Task brief - Reproduce the listing exactly and skip over any pictures.

Input rows -
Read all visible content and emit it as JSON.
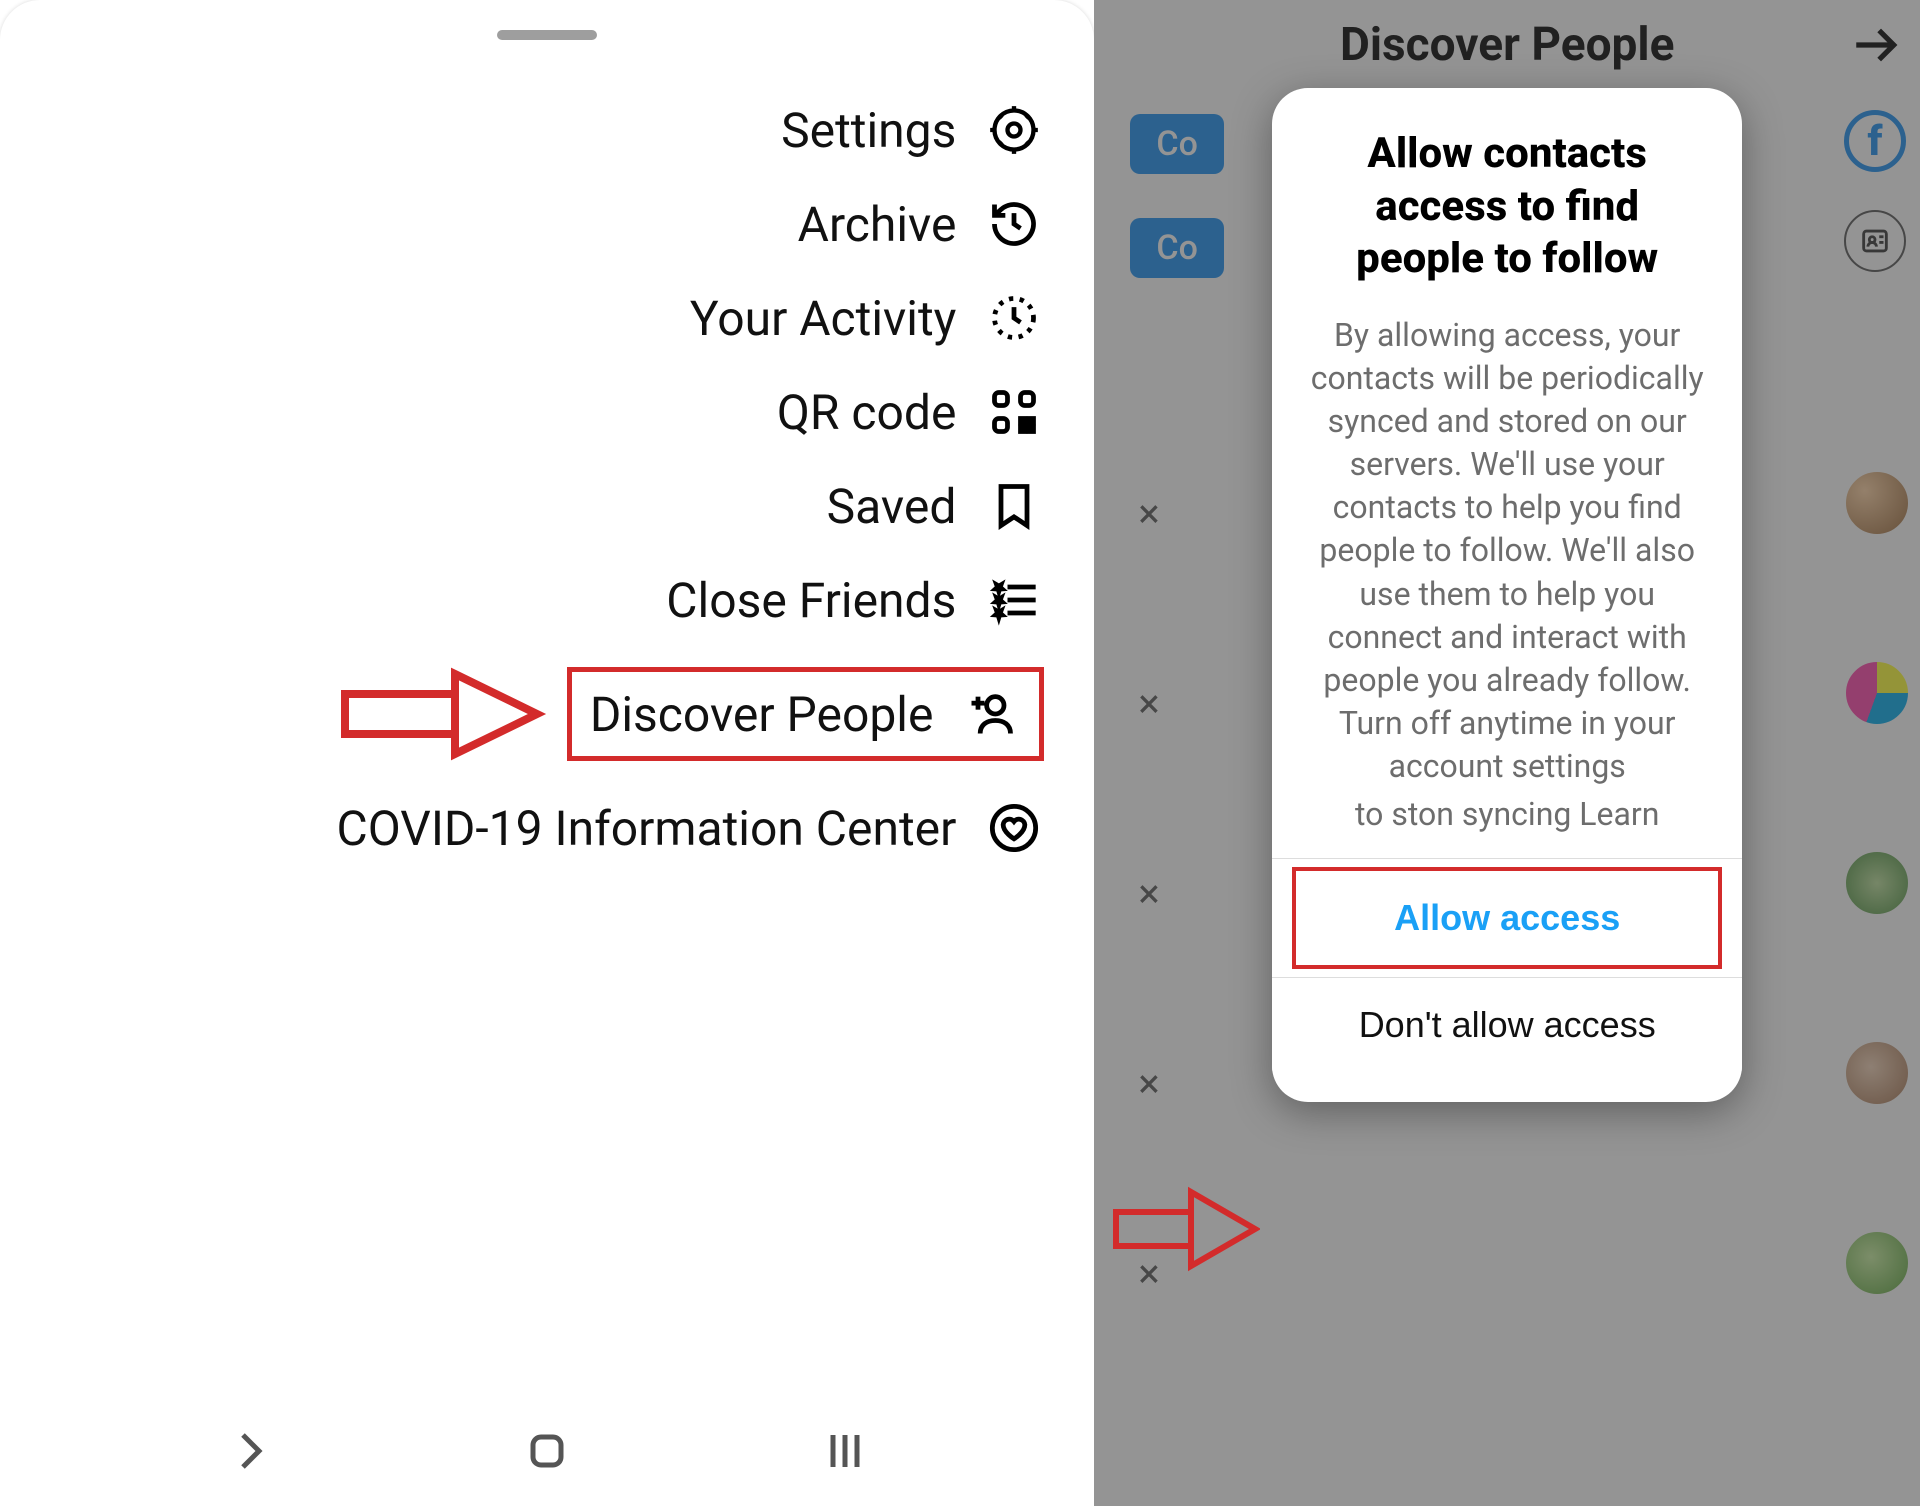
{
  "left": {
    "menu": [
      {
        "label": "Settings",
        "icon": "gear-icon"
      },
      {
        "label": "Archive",
        "icon": "history-icon"
      },
      {
        "label": "Your Activity",
        "icon": "activity-icon"
      },
      {
        "label": "QR code",
        "icon": "qr-icon"
      },
      {
        "label": "Saved",
        "icon": "bookmark-icon"
      },
      {
        "label": "Close Friends",
        "icon": "star-list-icon"
      },
      {
        "label": "Discover People",
        "icon": "add-person-icon",
        "highlighted": true
      },
      {
        "label": "COVID-19 Information Center",
        "icon": "heart-circle-icon"
      }
    ]
  },
  "right": {
    "header_title": "Discover People",
    "connect_label": "Co",
    "dialog": {
      "title": "Allow contacts access to find people to follow",
      "body": "By allowing access, your contacts will be periodically synced and stored on our servers. We'll use your contacts to help you find people to follow. We'll also use them to help you connect and interact with people you already follow. Turn off anytime in your account settings",
      "body_truncated": "to ston syncing  Learn",
      "allow_label": "Allow access",
      "deny_label": "Don't allow access"
    }
  },
  "annotation": {
    "arrow_color": "#d32b2b"
  }
}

Response to the exercise -
Read all visible content and emit it as JSON.
{
  "left": {
    "menu": [
      {
        "label": "Settings",
        "icon": "gear-icon"
      },
      {
        "label": "Archive",
        "icon": "history-icon"
      },
      {
        "label": "Your Activity",
        "icon": "activity-icon"
      },
      {
        "label": "QR code",
        "icon": "qr-icon"
      },
      {
        "label": "Saved",
        "icon": "bookmark-icon"
      },
      {
        "label": "Close Friends",
        "icon": "star-list-icon"
      },
      {
        "label": "Discover People",
        "icon": "add-person-icon",
        "highlighted": true
      },
      {
        "label": "COVID-19 Information Center",
        "icon": "heart-circle-icon"
      }
    ]
  },
  "right": {
    "header_title": "Discover People",
    "connect_label": "Co",
    "dialog": {
      "title": "Allow contacts access to find people to follow",
      "body": "By allowing access, your contacts will be periodically synced and stored on our servers. We'll use your contacts to help you find people to follow. We'll also use them to help you connect and interact with people you already follow. Turn off anytime in your account settings",
      "body_truncated": "to ston syncing  Learn",
      "allow_label": "Allow access",
      "deny_label": "Don't allow access"
    }
  },
  "annotation": {
    "arrow_color": "#d32b2b"
  }
}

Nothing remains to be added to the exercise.